### WHAT YOU ARE ASKED TO DO
In full and without alteration, give the listing again.

### STORED RECORDS
-- Begin --

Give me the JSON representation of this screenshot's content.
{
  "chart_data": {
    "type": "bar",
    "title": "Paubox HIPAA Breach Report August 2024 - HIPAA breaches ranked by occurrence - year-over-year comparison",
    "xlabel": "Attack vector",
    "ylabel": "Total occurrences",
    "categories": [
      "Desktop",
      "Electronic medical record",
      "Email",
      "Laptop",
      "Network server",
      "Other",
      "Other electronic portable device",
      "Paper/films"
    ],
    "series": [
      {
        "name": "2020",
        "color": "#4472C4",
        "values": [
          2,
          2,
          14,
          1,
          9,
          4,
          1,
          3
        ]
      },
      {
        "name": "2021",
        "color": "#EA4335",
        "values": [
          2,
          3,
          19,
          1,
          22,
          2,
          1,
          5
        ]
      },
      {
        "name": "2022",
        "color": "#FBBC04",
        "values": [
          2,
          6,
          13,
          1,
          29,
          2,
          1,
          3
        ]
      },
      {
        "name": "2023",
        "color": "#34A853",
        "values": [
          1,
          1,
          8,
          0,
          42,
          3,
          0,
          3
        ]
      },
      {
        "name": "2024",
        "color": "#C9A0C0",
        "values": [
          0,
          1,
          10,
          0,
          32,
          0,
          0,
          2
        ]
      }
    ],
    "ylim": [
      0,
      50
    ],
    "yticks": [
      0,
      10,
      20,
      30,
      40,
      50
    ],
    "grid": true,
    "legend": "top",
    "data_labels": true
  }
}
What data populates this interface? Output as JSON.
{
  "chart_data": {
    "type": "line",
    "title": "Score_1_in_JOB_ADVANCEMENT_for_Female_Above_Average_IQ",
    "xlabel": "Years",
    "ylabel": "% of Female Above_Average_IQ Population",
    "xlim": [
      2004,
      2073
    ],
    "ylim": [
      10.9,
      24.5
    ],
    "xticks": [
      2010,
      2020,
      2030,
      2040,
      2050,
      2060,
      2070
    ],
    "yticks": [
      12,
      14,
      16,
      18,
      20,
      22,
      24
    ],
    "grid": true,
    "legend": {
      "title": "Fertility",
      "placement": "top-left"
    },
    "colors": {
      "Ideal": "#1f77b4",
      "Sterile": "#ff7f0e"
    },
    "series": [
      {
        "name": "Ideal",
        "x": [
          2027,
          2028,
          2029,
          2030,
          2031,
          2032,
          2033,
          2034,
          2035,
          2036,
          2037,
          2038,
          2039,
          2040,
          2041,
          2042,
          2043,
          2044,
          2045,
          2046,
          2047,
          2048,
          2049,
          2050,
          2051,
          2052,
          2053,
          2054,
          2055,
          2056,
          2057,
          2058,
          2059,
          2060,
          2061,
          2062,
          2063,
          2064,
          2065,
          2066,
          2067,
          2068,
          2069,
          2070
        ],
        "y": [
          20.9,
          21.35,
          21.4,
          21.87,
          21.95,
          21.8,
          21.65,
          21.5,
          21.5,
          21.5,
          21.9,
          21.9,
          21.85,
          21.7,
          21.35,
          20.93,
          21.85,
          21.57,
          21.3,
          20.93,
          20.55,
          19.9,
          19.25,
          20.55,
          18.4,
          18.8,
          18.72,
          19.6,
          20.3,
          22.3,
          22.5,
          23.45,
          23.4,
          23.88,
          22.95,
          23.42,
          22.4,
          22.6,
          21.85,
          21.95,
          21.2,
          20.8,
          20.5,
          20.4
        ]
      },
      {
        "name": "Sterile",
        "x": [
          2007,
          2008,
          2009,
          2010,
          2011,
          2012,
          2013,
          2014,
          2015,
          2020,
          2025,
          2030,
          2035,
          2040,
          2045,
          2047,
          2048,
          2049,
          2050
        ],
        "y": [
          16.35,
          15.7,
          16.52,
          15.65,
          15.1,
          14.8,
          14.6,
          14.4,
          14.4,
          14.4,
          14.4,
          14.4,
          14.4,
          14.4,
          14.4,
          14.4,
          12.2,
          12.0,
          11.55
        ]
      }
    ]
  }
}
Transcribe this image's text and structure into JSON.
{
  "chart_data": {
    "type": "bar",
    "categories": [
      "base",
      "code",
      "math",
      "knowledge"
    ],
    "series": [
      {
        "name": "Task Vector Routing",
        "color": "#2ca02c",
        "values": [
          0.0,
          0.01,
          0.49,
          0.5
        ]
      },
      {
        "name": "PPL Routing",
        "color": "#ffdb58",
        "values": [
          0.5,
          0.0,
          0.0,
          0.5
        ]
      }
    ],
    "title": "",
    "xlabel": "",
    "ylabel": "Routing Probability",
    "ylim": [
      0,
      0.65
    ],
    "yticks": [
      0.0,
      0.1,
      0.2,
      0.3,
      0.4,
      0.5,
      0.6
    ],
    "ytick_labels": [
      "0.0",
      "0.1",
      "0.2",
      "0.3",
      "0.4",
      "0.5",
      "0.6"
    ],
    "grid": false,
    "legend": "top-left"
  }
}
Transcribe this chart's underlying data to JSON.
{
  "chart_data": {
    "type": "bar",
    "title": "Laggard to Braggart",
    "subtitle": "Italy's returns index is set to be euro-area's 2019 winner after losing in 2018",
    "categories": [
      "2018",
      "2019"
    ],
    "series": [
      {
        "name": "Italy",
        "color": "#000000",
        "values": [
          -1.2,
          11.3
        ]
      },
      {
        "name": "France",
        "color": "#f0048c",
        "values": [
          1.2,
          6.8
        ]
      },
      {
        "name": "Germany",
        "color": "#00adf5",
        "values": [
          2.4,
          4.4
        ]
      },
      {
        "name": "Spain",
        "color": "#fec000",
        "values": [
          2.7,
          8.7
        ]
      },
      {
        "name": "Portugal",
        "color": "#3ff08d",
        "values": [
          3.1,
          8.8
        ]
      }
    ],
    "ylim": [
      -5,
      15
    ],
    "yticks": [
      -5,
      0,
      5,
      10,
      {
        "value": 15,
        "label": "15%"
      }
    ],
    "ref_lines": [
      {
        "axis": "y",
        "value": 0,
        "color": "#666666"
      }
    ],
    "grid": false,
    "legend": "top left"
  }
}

-- End --

### RESULT OF THIS TASK
Give me the JSON representation of this screenshot's content.
{
  "chart_data": {
    "type": "bar",
    "title": "Paubox HIPAA Breach Report August 2024 - HIPAA breaches ranked by occurrence - year-over-year comparison",
    "xlabel": "Attack vector",
    "ylabel": "Total occurrences",
    "categories": [
      "Desktop",
      "Electronic medical record",
      "Email",
      "Laptop",
      "Network server",
      "Other",
      "Other electronic portable device",
      "Paper/films"
    ],
    "series": [
      {
        "name": "2020",
        "color": "#4472C4",
        "values": [
          2,
          2,
          14,
          1,
          9,
          4,
          1,
          3
        ]
      },
      {
        "name": "2021",
        "color": "#EA4335",
        "values": [
          2,
          3,
          19,
          1,
          22,
          2,
          1,
          5
        ]
      },
      {
        "name": "2022",
        "color": "#FBBC04",
        "values": [
          2,
          6,
          13,
          1,
          29,
          2,
          1,
          3
        ]
      },
      {
        "name": "2023",
        "color": "#34A853",
        "values": [
          1,
          1,
          8,
          0,
          42,
          3,
          0,
          3
        ]
      },
      {
        "name": "2024",
        "color": "#C9A0C0",
        "values": [
          0,
          1,
          10,
          0,
          32,
          0,
          0,
          2
        ]
      }
    ],
    "ylim": [
      0,
      50
    ],
    "yticks": [
      0,
      10,
      20,
      30,
      40,
      50
    ],
    "grid": true,
    "legend": "top",
    "data_labels": true
  }
}
What data populates this interface? Output as JSON.
{
  "chart_data": {
    "type": "line",
    "title": "Score_1_in_JOB_ADVANCEMENT_for_Female_Above_Average_IQ",
    "xlabel": "Years",
    "ylabel": "% of Female Above_Average_IQ Population",
    "xlim": [
      2004,
      2073
    ],
    "ylim": [
      10.9,
      24.5
    ],
    "xticks": [
      2010,
      2020,
      2030,
      2040,
      2050,
      2060,
      2070
    ],
    "yticks": [
      12,
      14,
      16,
      18,
      20,
      22,
      24
    ],
    "grid": true,
    "legend": {
      "title": "Fertility",
      "placement": "top-left"
    },
    "colors": {
      "Ideal": "#1f77b4",
      "Sterile": "#ff7f0e"
    },
    "series": [
      {
        "name": "Ideal",
        "x": [
          2027,
          2028,
          2029,
          2030,
          2031,
          2032,
          2033,
          2034,
          2035,
          2036,
          2037,
          2038,
          2039,
          2040,
          2041,
          2042,
          2043,
          2044,
          2045,
          2046,
          2047,
          2048,
          2049,
          2050,
          2051,
          2052,
          2053,
          2054,
          2055,
          2056,
          2057,
          2058,
          2059,
          2060,
          2061,
          2062,
          2063,
          2064,
          2065,
          2066,
          2067,
          2068,
          2069,
          2070
        ],
        "y": [
          20.9,
          21.35,
          21.4,
          21.87,
          21.95,
          21.8,
          21.65,
          21.5,
          21.5,
          21.5,
          21.9,
          21.9,
          21.85,
          21.7,
          21.35,
          20.93,
          21.85,
          21.57,
          21.3,
          20.93,
          20.55,
          19.9,
          19.25,
          20.55,
          18.4,
          18.8,
          18.72,
          19.6,
          20.3,
          22.3,
          22.5,
          23.45,
          23.4,
          23.88,
          22.95,
          23.42,
          22.4,
          22.6,
          21.85,
          21.95,
          21.2,
          20.8,
          20.5,
          20.4
        ]
      },
      {
        "name": "Sterile",
        "x": [
          2007,
          2008,
          2009,
          2010,
          2011,
          2012,
          2013,
          2014,
          2015,
          2020,
          2025,
          2030,
          2035,
          2040,
          2045,
          2047,
          2048,
          2049,
          2050
        ],
        "y": [
          16.35,
          15.7,
          16.52,
          15.65,
          15.1,
          14.8,
          14.6,
          14.4,
          14.4,
          14.4,
          14.4,
          14.4,
          14.4,
          14.4,
          14.4,
          14.4,
          12.2,
          12.0,
          11.55
        ]
      }
    ]
  }
}
Transcribe this image's text and structure into JSON.
{
  "chart_data": {
    "type": "bar",
    "categories": [
      "base",
      "code",
      "math",
      "knowledge"
    ],
    "series": [
      {
        "name": "Task Vector Routing",
        "color": "#2ca02c",
        "values": [
          0.0,
          0.01,
          0.49,
          0.5
        ]
      },
      {
        "name": "PPL Routing",
        "color": "#ffdb58",
        "values": [
          0.5,
          0.0,
          0.0,
          0.5
        ]
      }
    ],
    "title": "",
    "xlabel": "",
    "ylabel": "Routing Probability",
    "ylim": [
      0,
      0.65
    ],
    "yticks": [
      0.0,
      0.1,
      0.2,
      0.3,
      0.4,
      0.5,
      0.6
    ],
    "ytick_labels": [
      "0.0",
      "0.1",
      "0.2",
      "0.3",
      "0.4",
      "0.5",
      "0.6"
    ],
    "grid": false,
    "legend": "top-left"
  }
}
Transcribe this chart's underlying data to JSON.
{
  "chart_data": {
    "type": "bar",
    "title": "Laggard to Braggart",
    "subtitle": "Italy's returns index is set to be euro-area's 2019 winner after losing in 2018",
    "categories": [
      "2018",
      "2019"
    ],
    "series": [
      {
        "name": "Italy",
        "color": "#000000",
        "values": [
          -1.2,
          11.3
        ]
      },
      {
        "name": "France",
        "color": "#f0048c",
        "values": [
          1.2,
          6.8
        ]
      },
      {
        "name": "Germany",
        "color": "#00adf5",
        "values": [
          2.4,
          4.4
        ]
      },
      {
        "name": "Spain",
        "color": "#fec000",
        "values": [
          2.7,
          8.7
        ]
      },
      {
        "name": "Portugal",
        "color": "#3ff08d",
        "values": [
          3.1,
          8.8
        ]
      }
    ],
    "ylim": [
      -5,
      15
    ],
    "yticks": [
      -5,
      0,
      5,
      10,
      {
        "value": 15,
        "label": "15%"
      }
    ],
    "ref_lines": [
      {
        "axis": "y",
        "value": 0,
        "color": "#666666"
      }
    ],
    "grid": false,
    "legend": "top left"
  }
}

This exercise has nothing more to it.